(Records from a data source)
%%

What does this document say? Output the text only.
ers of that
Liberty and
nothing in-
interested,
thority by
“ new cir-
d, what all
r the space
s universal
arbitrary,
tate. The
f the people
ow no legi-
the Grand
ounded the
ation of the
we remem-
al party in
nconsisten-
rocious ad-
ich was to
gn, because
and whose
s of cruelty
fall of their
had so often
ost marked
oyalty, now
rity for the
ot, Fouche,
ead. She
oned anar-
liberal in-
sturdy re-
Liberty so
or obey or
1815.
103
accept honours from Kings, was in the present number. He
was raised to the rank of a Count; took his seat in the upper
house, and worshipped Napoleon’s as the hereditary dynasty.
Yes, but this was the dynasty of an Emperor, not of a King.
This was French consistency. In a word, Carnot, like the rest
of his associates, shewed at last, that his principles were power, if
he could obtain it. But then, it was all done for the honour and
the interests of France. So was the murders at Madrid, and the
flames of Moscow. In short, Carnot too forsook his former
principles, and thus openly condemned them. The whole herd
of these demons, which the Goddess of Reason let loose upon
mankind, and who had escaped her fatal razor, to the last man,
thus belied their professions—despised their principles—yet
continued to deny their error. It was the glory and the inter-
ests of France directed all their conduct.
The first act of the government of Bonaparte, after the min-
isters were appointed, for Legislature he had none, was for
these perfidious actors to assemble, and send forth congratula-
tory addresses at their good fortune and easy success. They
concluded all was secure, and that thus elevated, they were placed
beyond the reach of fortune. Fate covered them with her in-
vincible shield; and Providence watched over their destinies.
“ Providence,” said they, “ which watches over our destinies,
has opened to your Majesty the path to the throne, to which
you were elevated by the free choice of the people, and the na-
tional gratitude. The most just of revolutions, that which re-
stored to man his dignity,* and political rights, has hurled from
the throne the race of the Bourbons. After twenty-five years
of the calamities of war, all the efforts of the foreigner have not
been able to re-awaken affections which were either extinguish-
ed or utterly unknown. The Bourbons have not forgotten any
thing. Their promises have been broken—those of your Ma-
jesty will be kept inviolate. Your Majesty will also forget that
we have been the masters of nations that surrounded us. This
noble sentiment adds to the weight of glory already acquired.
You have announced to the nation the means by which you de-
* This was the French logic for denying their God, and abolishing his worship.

%%

**Exercise details**
Every entry above needs to be quoted exactly.

**Answer to the task**
What does this document say? Output the text only.
ers of that
Liberty and
nothing in-
interested,
thority by
“ new cir-
d, what all
r the space
s universal
arbitrary,
tate. The
f the people
ow no legi-
the Grand
ounded the
ation of the
we remem-
al party in
nconsisten-
rocious ad-
ich was to
gn, because
and whose
s of cruelty
fall of their
had so often
ost marked
oyalty, now
rity for the
ot, Fouche,
ead. She
oned anar-
liberal in-
sturdy re-
Liberty so
or obey or
1815.
103
accept honours from Kings, was in the present number. He
was raised to the rank of a Count; took his seat in the upper
house, and worshipped Napoleon’s as the hereditary dynasty.
Yes, but this was the dynasty of an Emperor, not of a King.
This was French consistency. In a word, Carnot, like the rest
of his associates, shewed at last, that his principles were power, if
he could obtain it. But then, it was all done for the honour and
the interests of France. So was the murders at Madrid, and the
flames of Moscow. In short, Carnot too forsook his former
principles, and thus openly condemned them. The whole herd
of these demons, which the Goddess of Reason let loose upon
mankind, and who had escaped her fatal razor, to the last man,
thus belied their professions—despised their principles—yet
continued to deny their error. It was the glory and the inter-
ests of France directed all their conduct.
The first act of the government of Bonaparte, after the min-
isters were appointed, for Legislature he had none, was for
these perfidious actors to assemble, and send forth congratula-
tory addresses at their good fortune and easy success. They
concluded all was secure, and that thus elevated, they were placed
beyond the reach of fortune. Fate covered them with her in-
vincible shield; and Providence watched over their destinies.
“ Providence,” said they, “ which watches over our destinies,
has opened to your Majesty the path to the throne, to which
you were elevated by the free choice of the people, and the na-
tional gratitude. The most just of revolutions, that which re-
stored to man his dignity,* and political rights, has hurled from
the throne the race of the Bourbons. After twenty-five years
of the calamities of war, all the efforts of the foreigner have not
been able to re-awaken affections which were either extinguish-
ed or utterly unknown. The Bourbons have not forgotten any
thing. Their promises have been broken—those of your Ma-
jesty will be kept inviolate. Your Majesty will also forget that
we have been the masters of nations that surrounded us. This
noble sentiment adds to the weight of glory already acquired.
You have announced to the nation the means by which you de-
* This was the French logic for denying their God, and abolishing his worship.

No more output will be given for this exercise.